Challenge:
Transcribe every line, keeping it exact.

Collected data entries
▼
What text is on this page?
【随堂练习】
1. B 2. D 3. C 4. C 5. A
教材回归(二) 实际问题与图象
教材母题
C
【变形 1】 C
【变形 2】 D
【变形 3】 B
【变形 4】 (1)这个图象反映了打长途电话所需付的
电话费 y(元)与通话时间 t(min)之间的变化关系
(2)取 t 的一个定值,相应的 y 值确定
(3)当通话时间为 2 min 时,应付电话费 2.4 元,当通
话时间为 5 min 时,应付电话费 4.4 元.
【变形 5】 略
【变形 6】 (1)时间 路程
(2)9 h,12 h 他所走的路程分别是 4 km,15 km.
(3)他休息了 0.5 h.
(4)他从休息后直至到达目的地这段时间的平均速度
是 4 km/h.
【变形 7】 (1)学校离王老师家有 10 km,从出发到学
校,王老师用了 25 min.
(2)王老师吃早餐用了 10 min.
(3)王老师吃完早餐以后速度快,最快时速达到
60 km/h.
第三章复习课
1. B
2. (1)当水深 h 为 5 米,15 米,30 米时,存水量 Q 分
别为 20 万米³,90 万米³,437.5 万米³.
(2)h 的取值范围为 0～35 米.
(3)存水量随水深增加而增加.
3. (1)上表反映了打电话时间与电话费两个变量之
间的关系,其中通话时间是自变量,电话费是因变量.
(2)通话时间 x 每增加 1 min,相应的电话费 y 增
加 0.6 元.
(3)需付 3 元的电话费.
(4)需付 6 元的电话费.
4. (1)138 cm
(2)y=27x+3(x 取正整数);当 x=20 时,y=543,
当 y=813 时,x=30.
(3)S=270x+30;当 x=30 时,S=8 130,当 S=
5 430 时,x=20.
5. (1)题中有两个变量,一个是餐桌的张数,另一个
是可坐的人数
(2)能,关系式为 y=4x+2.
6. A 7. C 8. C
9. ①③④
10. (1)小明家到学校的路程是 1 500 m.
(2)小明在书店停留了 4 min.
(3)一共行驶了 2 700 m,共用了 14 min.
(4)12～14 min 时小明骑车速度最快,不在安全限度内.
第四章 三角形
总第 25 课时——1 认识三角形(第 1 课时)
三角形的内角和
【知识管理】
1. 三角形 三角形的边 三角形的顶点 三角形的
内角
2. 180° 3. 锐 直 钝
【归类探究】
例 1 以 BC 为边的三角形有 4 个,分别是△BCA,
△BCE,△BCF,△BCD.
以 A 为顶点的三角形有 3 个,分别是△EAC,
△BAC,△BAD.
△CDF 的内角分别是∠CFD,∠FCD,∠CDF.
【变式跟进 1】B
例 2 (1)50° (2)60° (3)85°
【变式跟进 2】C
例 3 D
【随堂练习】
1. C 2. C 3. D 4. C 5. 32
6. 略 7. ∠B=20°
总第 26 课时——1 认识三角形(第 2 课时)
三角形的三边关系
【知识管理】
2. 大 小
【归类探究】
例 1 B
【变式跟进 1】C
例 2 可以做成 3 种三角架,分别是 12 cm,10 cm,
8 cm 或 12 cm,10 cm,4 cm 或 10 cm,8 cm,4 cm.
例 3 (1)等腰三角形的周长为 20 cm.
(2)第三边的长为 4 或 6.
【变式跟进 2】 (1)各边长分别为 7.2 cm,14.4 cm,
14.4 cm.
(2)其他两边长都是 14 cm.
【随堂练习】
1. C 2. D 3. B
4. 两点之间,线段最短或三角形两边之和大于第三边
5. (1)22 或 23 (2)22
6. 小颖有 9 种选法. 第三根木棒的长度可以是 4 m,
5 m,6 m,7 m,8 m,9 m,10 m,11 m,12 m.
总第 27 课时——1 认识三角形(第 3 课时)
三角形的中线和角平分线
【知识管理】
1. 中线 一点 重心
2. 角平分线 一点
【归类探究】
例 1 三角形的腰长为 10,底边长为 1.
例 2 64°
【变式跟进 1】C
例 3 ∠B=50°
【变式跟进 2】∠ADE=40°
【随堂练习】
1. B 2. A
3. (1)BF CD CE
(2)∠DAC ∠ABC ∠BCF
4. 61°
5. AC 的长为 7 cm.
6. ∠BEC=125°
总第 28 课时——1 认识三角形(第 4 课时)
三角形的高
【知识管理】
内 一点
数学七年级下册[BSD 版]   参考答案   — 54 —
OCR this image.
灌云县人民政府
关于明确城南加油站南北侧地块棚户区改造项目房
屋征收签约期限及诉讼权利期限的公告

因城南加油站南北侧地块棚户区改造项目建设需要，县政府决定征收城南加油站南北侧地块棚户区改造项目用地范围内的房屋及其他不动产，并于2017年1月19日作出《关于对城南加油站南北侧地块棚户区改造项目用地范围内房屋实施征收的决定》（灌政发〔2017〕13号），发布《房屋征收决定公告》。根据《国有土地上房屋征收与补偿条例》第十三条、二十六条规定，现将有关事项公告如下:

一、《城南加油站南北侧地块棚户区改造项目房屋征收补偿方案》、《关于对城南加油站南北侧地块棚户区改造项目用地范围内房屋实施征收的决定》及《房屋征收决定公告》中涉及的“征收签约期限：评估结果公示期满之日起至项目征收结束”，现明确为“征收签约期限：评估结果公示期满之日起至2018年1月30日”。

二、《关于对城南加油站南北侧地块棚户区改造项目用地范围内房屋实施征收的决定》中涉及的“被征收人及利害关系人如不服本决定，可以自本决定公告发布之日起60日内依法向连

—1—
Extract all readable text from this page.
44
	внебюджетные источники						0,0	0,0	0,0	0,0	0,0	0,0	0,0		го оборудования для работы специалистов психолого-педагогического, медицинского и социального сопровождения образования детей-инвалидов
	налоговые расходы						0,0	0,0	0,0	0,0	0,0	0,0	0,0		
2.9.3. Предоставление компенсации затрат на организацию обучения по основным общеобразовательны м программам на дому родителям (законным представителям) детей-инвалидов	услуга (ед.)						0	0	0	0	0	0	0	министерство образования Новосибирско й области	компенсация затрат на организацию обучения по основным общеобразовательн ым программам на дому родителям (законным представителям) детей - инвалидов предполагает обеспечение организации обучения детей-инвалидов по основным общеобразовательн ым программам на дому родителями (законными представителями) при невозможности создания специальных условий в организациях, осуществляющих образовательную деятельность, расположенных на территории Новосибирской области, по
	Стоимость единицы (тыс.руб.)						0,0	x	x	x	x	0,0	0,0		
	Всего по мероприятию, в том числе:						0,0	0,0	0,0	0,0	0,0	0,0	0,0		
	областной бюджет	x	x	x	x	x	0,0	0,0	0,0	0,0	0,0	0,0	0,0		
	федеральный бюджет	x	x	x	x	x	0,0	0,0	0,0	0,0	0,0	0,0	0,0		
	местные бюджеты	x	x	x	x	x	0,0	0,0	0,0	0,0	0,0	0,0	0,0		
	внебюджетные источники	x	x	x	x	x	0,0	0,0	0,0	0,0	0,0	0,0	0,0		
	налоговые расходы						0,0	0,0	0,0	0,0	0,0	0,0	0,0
▲
Expected output:
What text is on this page?
【随堂练习】
1. B 2. D 3. C 4. C 5. A
教材回归(二) 实际问题与图象
教材母题
C
【变形 1】 C
【变形 2】 D
【变形 3】 B
【变形 4】 (1)这个图象反映了打长途电话所需付的
电话费 y(元)与通话时间 t(min)之间的变化关系
(2)取 t 的一个定值,相应的 y 值确定
(3)当通话时间为 2 min 时,应付电话费 2.4 元,当通
话时间为 5 min 时,应付电话费 4.4 元.
【变形 5】 略
【变形 6】 (1)时间 路程
(2)9 h,12 h 他所走的路程分别是 4 km,15 km.
(3)他休息了 0.5 h.
(4)他从休息后直至到达目的地这段时间的平均速度
是 4 km/h.
【变形 7】 (1)学校离王老师家有 10 km,从出发到学
校,王老师用了 25 min.
(2)王老师吃早餐用了 10 min.
(3)王老师吃完早餐以后速度快,最快时速达到
60 km/h.
第三章复习课
1. B
2. (1)当水深 h 为 5 米,15 米,30 米时,存水量 Q 分
别为 20 万米³,90 万米³,437.5 万米³.
(2)h 的取值范围为 0～35 米.
(3)存水量随水深增加而增加.
3. (1)上表反映了打电话时间与电话费两个变量之
间的关系,其中通话时间是自变量,电话费是因变量.
(2)通话时间 x 每增加 1 min,相应的电话费 y 增
加 0.6 元.
(3)需付 3 元的电话费.
(4)需付 6 元的电话费.
4. (1)138 cm
(2)y=27x+3(x 取正整数);当 x=20 时,y=543,
当 y=813 时,x=30.
(3)S=270x+30;当 x=30 时,S=8 130,当 S=
5 430 时,x=20.
5. (1)题中有两个变量,一个是餐桌的张数,另一个
是可坐的人数
(2)能,关系式为 y=4x+2.
6. A 7. C 8. C
9. ①③④
10. (1)小明家到学校的路程是 1 500 m.
(2)小明在书店停留了 4 min.
(3)一共行驶了 2 700 m,共用了 14 min.
(4)12～14 min 时小明骑车速度最快,不在安全限度内.
第四章 三角形
总第 25 课时——1 认识三角形(第 1 课时)
三角形的内角和
【知识管理】
1. 三角形 三角形的边 三角形的顶点 三角形的
内角
2. 180° 3. 锐 直 钝
【归类探究】
例 1 以 BC 为边的三角形有 4 个,分别是△BCA,
△BCE,△BCF,△BCD.
以 A 为顶点的三角形有 3 个,分别是△EAC,
△BAC,△BAD.
△CDF 的内角分别是∠CFD,∠FCD,∠CDF.
【变式跟进 1】B
例 2 (1)50° (2)60° (3)85°
【变式跟进 2】C
例 3 D
【随堂练习】
1. C 2. C 3. D 4. C 5. 32
6. 略 7. ∠B=20°
总第 26 课时——1 认识三角形(第 2 课时)
三角形的三边关系
【知识管理】
2. 大 小
【归类探究】
例 1 B
【变式跟进 1】C
例 2 可以做成 3 种三角架,分别是 12 cm,10 cm,
8 cm 或 12 cm,10 cm,4 cm 或 10 cm,8 cm,4 cm.
例 3 (1)等腰三角形的周长为 20 cm.
(2)第三边的长为 4 或 6.
【变式跟进 2】 (1)各边长分别为 7.2 cm,14.4 cm,
14.4 cm.
(2)其他两边长都是 14 cm.
【随堂练习】
1. C 2. D 3. B
4. 两点之间,线段最短或三角形两边之和大于第三边
5. (1)22 或 23 (2)22
6. 小颖有 9 种选法. 第三根木棒的长度可以是 4 m,
5 m,6 m,7 m,8 m,9 m,10 m,11 m,12 m.
总第 27 课时——1 认识三角形(第 3 课时)
三角形的中线和角平分线
【知识管理】
1. 中线 一点 重心
2. 角平分线 一点
【归类探究】
例 1 三角形的腰长为 10,底边长为 1.
例 2 64°
【变式跟进 1】C
例 3 ∠B=50°
【变式跟进 2】∠ADE=40°
【随堂练习】
1. B 2. A
3. (1)BF CD CE
(2)∠DAC ∠ABC ∠BCF
4. 61°
5. AC 的长为 7 cm.
6. ∠BEC=125°
总第 28 课时——1 认识三角形(第 4 课时)
三角形的高
【知识管理】
内 一点
数学七年级下册[BSD 版]   参考答案   — 54 —
OCR this image.
灌云县人民政府
关于明确城南加油站南北侧地块棚户区改造项目房
屋征收签约期限及诉讼权利期限的公告

因城南加油站南北侧地块棚户区改造项目建设需要，县政府决定征收城南加油站南北侧地块棚户区改造项目用地范围内的房屋及其他不动产，并于2017年1月19日作出《关于对城南加油站南北侧地块棚户区改造项目用地范围内房屋实施征收的决定》（灌政发〔2017〕13号），发布《房屋征收决定公告》。根据《国有土地上房屋征收与补偿条例》第十三条、二十六条规定，现将有关事项公告如下:

一、《城南加油站南北侧地块棚户区改造项目房屋征收补偿方案》、《关于对城南加油站南北侧地块棚户区改造项目用地范围内房屋实施征收的决定》及《房屋征收决定公告》中涉及的“征收签约期限：评估结果公示期满之日起至项目征收结束”，现明确为“征收签约期限：评估结果公示期满之日起至2018年1月30日”。

二、《关于对城南加油站南北侧地块棚户区改造项目用地范围内房屋实施征收的决定》中涉及的“被征收人及利害关系人如不服本决定，可以自本决定公告发布之日起60日内依法向连

—1—
Extract all readable text from this page.
44
	внебюджетные источники						0,0	0,0	0,0	0,0	0,0	0,0	0,0		го оборудования для работы специалистов психолого-педагогического, медицинского и социального сопровождения образования детей-инвалидов
	налоговые расходы						0,0	0,0	0,0	0,0	0,0	0,0	0,0		
2.9.3. Предоставление компенсации затрат на организацию обучения по основным общеобразовательны м программам на дому родителям (законным представителям) детей-инвалидов	услуга (ед.)						0	0	0	0	0	0	0	министерство образования Новосибирско й области	компенсация затрат на организацию обучения по основным общеобразовательн ым программам на дому родителям (законным представителям) детей - инвалидов предполагает обеспечение организации обучения детей-инвалидов по основным общеобразовательн ым программам на дому родителями (законными представителями) при невозможности создания специальных условий в организациях, осуществляющих образовательную деятельность, расположенных на территории Новосибирской области, по
	Стоимость единицы (тыс.руб.)						0,0	x	x	x	x	0,0	0,0		
	Всего по мероприятию, в том числе:						0,0	0,0	0,0	0,0	0,0	0,0	0,0		
	областной бюджет	x	x	x	x	x	0,0	0,0	0,0	0,0	0,0	0,0	0,0		
	федеральный бюджет	x	x	x	x	x	0,0	0,0	0,0	0,0	0,0	0,0	0,0		
	местные бюджеты	x	x	x	x	x	0,0	0,0	0,0	0,0	0,0	0,0	0,0		
	внебюджетные источники	x	x	x	x	x	0,0	0,0	0,0	0,0	0,0	0,0	0,0		
	налоговые расходы						0,0	0,0	0,0	0,0	0,0	0,0	0,0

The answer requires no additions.